## 演習の目的
インタビュー本文の「あのツアーは興味深かったよ」で始まる段落を、主な内容を残して箇条書きに書き直しなさい。

──────── 提示テキスト ────────

INTERVIEW
WITHERFALL
2021.03.08UPDATE
2021年03月号掲載
Member:Joseph Michael(Vo/Key) Jake Dreyer(Gt)
Interviewer:菅谷 透
常に自分自身を超えたいという気持ちでやっているけど、その"超え方"が前よりうまくなってきた
-2018年末に行った前回のインタビュー(※2019年1月号掲載)では、2019年にSONATA ARCTICAとのアコースティック・ツアーや、EP『Vintage』をリリースするとおっしゃってましたね。それぞれどのような反響がありましたか?
Jake:あのツアーは興味深かったよ。アコースティックだったしね。初めてその話があったとき、いつも何か努力が必要なものを求めている俺たちとしては、チャレンジを受けて立つことにしたんだ。過去にやった曲の多くもアレンジを作り直してアコースティックなフォーマットにしつつ、ただコードをかき鳴らすだけじゃないものを作った。すごく楽しかったよ。俺たちのアプローチは、ジャズ・フュージョン・バンドmeetsクラシック・コンサートという感じだったね(笑)。
Joseph:コアな要素まで曲を分解するだけでも面白かったよ。曲を作った当初の意図の雰囲気を掴もうとしてね。

──────── 提示エントリ ────────

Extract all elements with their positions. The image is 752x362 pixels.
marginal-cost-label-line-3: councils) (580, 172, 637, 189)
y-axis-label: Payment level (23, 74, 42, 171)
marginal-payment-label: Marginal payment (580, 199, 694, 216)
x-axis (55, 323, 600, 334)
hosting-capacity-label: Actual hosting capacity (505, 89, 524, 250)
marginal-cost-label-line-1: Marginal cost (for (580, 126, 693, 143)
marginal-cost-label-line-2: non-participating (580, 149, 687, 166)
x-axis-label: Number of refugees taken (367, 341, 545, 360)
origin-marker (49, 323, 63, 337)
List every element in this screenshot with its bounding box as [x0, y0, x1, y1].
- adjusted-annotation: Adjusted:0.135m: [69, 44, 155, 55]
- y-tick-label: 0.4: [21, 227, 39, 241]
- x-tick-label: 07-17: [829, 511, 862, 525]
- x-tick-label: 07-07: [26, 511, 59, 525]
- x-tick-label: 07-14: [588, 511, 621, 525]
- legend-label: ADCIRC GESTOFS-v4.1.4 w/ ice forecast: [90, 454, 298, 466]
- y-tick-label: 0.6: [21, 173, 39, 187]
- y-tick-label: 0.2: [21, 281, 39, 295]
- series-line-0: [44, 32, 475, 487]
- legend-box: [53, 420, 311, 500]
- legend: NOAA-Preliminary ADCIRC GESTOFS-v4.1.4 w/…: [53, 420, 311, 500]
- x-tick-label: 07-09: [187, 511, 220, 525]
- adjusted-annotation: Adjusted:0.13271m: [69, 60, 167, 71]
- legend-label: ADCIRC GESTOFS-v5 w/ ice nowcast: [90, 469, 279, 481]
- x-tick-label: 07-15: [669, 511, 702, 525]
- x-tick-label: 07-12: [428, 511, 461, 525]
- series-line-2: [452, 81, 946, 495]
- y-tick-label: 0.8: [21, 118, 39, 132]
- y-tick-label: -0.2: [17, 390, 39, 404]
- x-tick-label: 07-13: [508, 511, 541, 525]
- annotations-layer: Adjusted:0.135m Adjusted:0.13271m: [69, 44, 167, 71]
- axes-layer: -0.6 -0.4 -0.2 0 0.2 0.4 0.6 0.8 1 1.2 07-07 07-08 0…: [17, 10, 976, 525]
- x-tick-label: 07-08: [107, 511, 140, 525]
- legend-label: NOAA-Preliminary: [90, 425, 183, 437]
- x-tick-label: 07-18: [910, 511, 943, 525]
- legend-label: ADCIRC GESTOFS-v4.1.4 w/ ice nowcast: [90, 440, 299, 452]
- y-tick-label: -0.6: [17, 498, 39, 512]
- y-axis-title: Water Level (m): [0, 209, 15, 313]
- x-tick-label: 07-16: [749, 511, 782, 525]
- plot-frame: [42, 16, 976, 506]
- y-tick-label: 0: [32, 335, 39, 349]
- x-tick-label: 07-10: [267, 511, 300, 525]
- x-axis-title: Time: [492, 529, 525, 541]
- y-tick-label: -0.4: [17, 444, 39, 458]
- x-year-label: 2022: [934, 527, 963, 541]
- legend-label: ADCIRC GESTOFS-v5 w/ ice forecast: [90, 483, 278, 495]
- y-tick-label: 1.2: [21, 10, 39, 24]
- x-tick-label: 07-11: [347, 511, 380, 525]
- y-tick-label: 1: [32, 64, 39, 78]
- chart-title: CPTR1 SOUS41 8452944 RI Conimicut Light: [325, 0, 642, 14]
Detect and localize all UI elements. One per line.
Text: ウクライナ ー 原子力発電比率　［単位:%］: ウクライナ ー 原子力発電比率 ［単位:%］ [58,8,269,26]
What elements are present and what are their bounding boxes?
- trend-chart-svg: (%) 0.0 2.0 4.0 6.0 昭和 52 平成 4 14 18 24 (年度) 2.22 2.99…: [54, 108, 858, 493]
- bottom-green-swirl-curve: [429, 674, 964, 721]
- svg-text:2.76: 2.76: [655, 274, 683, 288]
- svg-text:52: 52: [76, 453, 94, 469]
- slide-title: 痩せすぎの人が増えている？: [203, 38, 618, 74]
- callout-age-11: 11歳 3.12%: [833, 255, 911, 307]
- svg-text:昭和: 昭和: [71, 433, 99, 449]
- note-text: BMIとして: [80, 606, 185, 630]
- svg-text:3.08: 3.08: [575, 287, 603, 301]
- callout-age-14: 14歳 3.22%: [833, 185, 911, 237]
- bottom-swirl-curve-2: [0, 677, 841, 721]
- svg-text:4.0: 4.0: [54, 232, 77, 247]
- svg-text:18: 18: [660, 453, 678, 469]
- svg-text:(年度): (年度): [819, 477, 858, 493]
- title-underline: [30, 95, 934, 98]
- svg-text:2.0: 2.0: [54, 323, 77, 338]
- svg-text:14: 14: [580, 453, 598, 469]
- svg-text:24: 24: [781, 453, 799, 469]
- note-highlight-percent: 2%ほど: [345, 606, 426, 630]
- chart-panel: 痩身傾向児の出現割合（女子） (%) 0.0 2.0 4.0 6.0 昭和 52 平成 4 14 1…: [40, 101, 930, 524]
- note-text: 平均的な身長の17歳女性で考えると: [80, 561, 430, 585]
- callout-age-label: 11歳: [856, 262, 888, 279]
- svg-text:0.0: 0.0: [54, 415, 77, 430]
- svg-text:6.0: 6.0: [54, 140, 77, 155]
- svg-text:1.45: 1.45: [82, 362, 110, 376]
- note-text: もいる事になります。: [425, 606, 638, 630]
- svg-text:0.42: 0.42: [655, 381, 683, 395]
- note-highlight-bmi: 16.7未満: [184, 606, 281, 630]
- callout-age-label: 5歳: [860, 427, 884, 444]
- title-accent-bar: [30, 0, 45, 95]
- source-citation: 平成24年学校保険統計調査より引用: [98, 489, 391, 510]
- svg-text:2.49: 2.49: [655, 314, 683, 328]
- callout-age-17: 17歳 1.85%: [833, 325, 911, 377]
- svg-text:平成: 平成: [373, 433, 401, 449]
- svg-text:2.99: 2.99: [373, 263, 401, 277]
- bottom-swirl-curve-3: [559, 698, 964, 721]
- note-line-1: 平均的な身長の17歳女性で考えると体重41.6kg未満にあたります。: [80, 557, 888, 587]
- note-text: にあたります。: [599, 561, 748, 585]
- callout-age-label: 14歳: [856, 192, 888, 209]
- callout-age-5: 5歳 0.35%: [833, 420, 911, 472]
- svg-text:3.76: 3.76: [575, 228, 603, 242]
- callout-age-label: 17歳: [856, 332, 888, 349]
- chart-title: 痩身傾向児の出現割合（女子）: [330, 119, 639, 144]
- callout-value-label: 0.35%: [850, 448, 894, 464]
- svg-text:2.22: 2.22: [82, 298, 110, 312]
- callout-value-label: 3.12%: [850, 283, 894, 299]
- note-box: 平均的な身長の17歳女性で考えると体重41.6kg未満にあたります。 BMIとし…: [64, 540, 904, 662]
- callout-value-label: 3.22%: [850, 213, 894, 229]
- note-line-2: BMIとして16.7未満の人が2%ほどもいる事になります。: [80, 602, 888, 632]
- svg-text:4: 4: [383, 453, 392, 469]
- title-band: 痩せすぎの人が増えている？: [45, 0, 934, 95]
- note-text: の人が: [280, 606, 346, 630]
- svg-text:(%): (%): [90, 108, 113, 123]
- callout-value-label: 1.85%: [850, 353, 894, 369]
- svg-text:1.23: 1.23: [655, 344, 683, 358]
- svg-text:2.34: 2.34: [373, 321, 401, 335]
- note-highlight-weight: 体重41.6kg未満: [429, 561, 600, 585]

────────

## 解答全文
- アコースティックのツアーだったので、興味深かった。
- 最初に話が来たとき、常に努力を要するものを求めるバンドとして、この挑戦を受けることにした。
- 過去の曲の多くをアコースティック向けにアレンジし直し、ただコードをかき鳴らすだけではないものを作った。
- とても楽しかった。
- アプローチは「ジャズ・フュージョン・バンド meets クラシック・コンサート」のような感じだった。